▸ **TASK INPUT**:
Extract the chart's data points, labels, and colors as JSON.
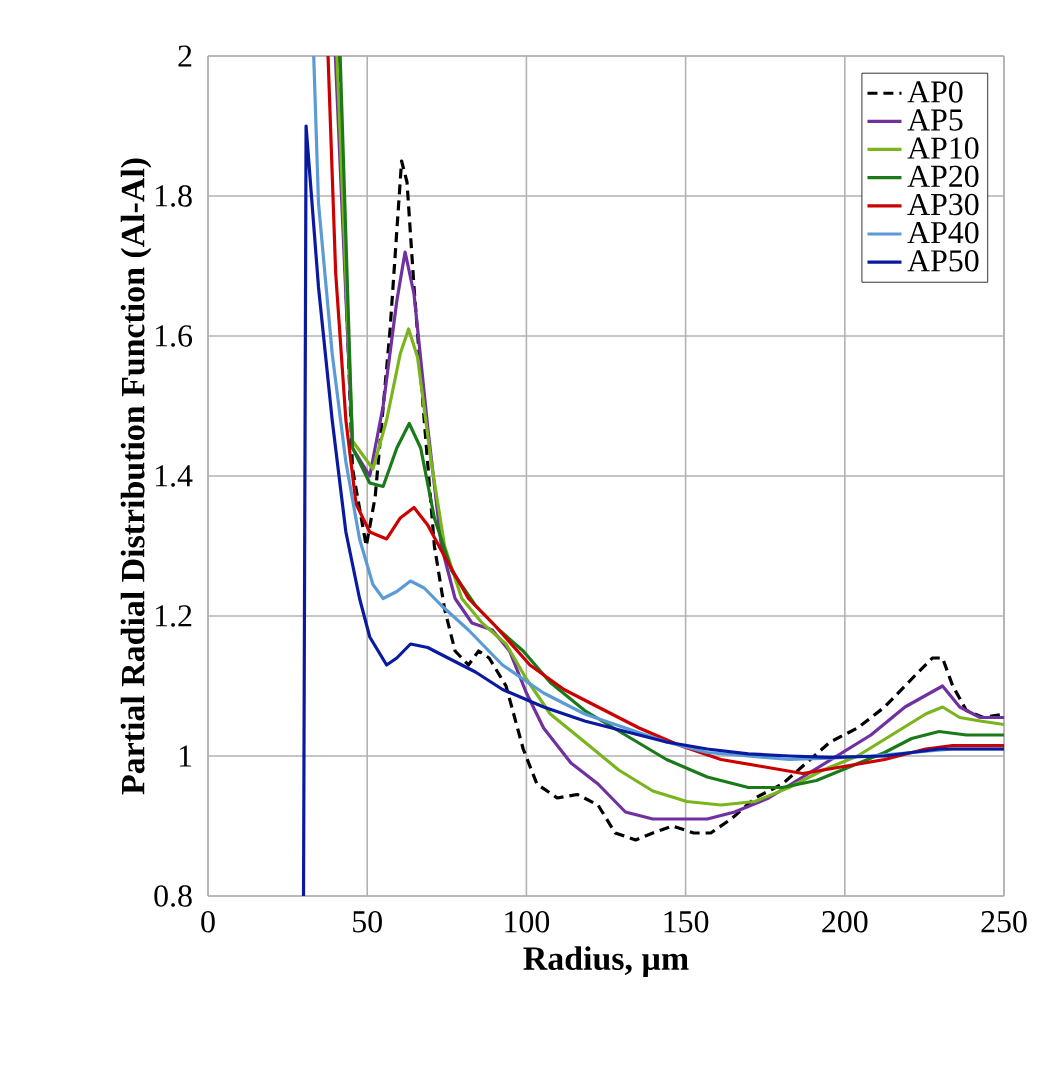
{
  "chart_data": {
    "type": "line",
    "xlabel": "Radius, µm",
    "ylabel": "Partial Radial Distribution Function (Al-Al)",
    "xlim": [
      0,
      250
    ],
    "xticks": [
      0,
      50,
      100,
      150,
      200,
      250
    ],
    "ylim": [
      0.8,
      2
    ],
    "yticks": [
      0.8,
      1,
      1.2,
      1.4,
      1.6,
      1.8,
      2
    ],
    "grid": true,
    "legend": "top right",
    "marker": "none",
    "line_style": "solid",
    "series": [
      {
        "name": "AP0",
        "color": "#000000",
        "line_style": "dashed",
        "x": [
          40.7,
          45.4,
          49.7,
          52.5,
          57.2,
          60.8,
          62.5,
          64.7,
          67.9,
          71.1,
          74.3,
          77.6,
          81.8,
          85,
          88.3,
          93.6,
          99,
          103.3,
          109.7,
          116,
          122.5,
          127.9,
          134.3,
          139.7,
          146,
          152.5,
          157.9,
          164.3,
          171.8,
          180.4,
          187.9,
          195.4,
          204,
          212.5,
          221,
          227.5,
          230.7,
          233.9,
          238.2,
          243.5,
          250
        ],
        "values": [
          2,
          1.41,
          1.3,
          1.37,
          1.61,
          1.85,
          1.82,
          1.67,
          1.48,
          1.3,
          1.21,
          1.15,
          1.13,
          1.15,
          1.14,
          1.1,
          1.01,
          0.96,
          0.94,
          0.945,
          0.93,
          0.89,
          0.88,
          0.89,
          0.9,
          0.89,
          0.89,
          0.91,
          0.94,
          0.96,
          0.99,
          1.02,
          1.04,
          1.07,
          1.11,
          1.14,
          1.14,
          1.1,
          1.065,
          1.055,
          1.06
        ]
      },
      {
        "name": "AP5",
        "color": "#7030a0",
        "x": [
          40,
          45.4,
          50.8,
          55,
          59.3,
          61.9,
          64.7,
          69,
          73.3,
          77.6,
          82.9,
          89.3,
          94.7,
          100,
          105.4,
          114,
          122.5,
          131.1,
          139.7,
          148.2,
          156.8,
          165.4,
          176.1,
          186.8,
          197.5,
          208.2,
          218.9,
          230.7,
          236.1,
          242.5,
          250
        ],
        "values": [
          2,
          1.44,
          1.4,
          1.5,
          1.65,
          1.72,
          1.66,
          1.47,
          1.3,
          1.225,
          1.19,
          1.18,
          1.15,
          1.09,
          1.04,
          0.99,
          0.96,
          0.92,
          0.91,
          0.91,
          0.91,
          0.92,
          0.94,
          0.97,
          1.0,
          1.03,
          1.07,
          1.1,
          1.07,
          1.055,
          1.055
        ]
      },
      {
        "name": "AP10",
        "color": "#7ab51d",
        "x": [
          40.5,
          45.4,
          51.8,
          56.1,
          60.4,
          63,
          65.8,
          70.1,
          74.3,
          79.7,
          86.1,
          93.6,
          100,
          107.5,
          118.3,
          129,
          139.7,
          150.4,
          161.1,
          171.8,
          182.5,
          193.2,
          204,
          214.7,
          225.4,
          230.7,
          236.1,
          242.5,
          250
        ],
        "values": [
          2,
          1.45,
          1.41,
          1.48,
          1.575,
          1.61,
          1.57,
          1.42,
          1.3,
          1.225,
          1.19,
          1.16,
          1.11,
          1.06,
          1.02,
          0.98,
          0.95,
          0.935,
          0.93,
          0.935,
          0.955,
          0.98,
          1.0,
          1.03,
          1.06,
          1.07,
          1.055,
          1.05,
          1.045
        ]
      },
      {
        "name": "AP20",
        "color": "#1a7a1a",
        "x": [
          41.5,
          45.4,
          50.8,
          55,
          59.3,
          63.2,
          66.8,
          71.1,
          76.5,
          84,
          91.5,
          99,
          107.5,
          118.3,
          131.1,
          144,
          156.8,
          169.7,
          180.4,
          191.1,
          201.8,
          212.5,
          221,
          229.6,
          238.2,
          250
        ],
        "values": [
          2,
          1.44,
          1.39,
          1.385,
          1.44,
          1.475,
          1.44,
          1.34,
          1.265,
          1.215,
          1.18,
          1.15,
          1.105,
          1.065,
          1.03,
          0.995,
          0.97,
          0.955,
          0.955,
          0.965,
          0.985,
          1.005,
          1.025,
          1.035,
          1.03,
          1.03
        ]
      },
      {
        "name": "AP30",
        "color": "#cc0000",
        "x": [
          37.7,
          40.1,
          43.3,
          46.5,
          50.8,
          56.1,
          60.4,
          64.7,
          69,
          74.3,
          81.8,
          90.4,
          101.1,
          111.8,
          122.5,
          135.4,
          148.2,
          161.1,
          174,
          186.8,
          199.7,
          212.5,
          225.4,
          233.9,
          250
        ],
        "values": [
          2,
          1.69,
          1.48,
          1.36,
          1.32,
          1.31,
          1.34,
          1.355,
          1.33,
          1.285,
          1.225,
          1.185,
          1.13,
          1.095,
          1.07,
          1.04,
          1.015,
          0.995,
          0.985,
          0.975,
          0.985,
          0.995,
          1.01,
          1.015,
          1.015
        ]
      },
      {
        "name": "AP40",
        "color": "#5b9bd5",
        "x": [
          33.2,
          34.7,
          39,
          43.3,
          47.6,
          51.8,
          55,
          59.3,
          63.6,
          67.9,
          73.3,
          81.8,
          92.5,
          105.4,
          118.3,
          131.1,
          144,
          156.8,
          169.7,
          182.5,
          195.4,
          208.2,
          221,
          233.9,
          250
        ],
        "values": [
          2,
          1.79,
          1.575,
          1.42,
          1.31,
          1.245,
          1.225,
          1.235,
          1.25,
          1.24,
          1.215,
          1.18,
          1.13,
          1.09,
          1.06,
          1.04,
          1.02,
          1.005,
          1.0,
          0.995,
          0.997,
          1.0,
          1.005,
          1.01,
          1.01
        ]
      },
      {
        "name": "AP50",
        "color": "#0a1a9e",
        "x": [
          30,
          30.8,
          34.7,
          39,
          43.3,
          47.6,
          50.8,
          56.1,
          59.3,
          63.6,
          69,
          75.4,
          84,
          92.5,
          105.4,
          118.3,
          131.1,
          144,
          156.8,
          169.7,
          182.5,
          195.4,
          212.5,
          229.6,
          250
        ],
        "values": [
          0.8,
          1.9,
          1.67,
          1.48,
          1.32,
          1.225,
          1.17,
          1.13,
          1.14,
          1.16,
          1.155,
          1.14,
          1.12,
          1.095,
          1.07,
          1.05,
          1.035,
          1.02,
          1.01,
          1.003,
          1.0,
          0.998,
          1.0,
          1.01,
          1.01
        ]
      }
    ]
  }
}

▸ **OBJECTIVE**: Work through the records line by line and tally those holding "name". Reply with the number alone.

▸ **WRITTEN RESPONSE**: 7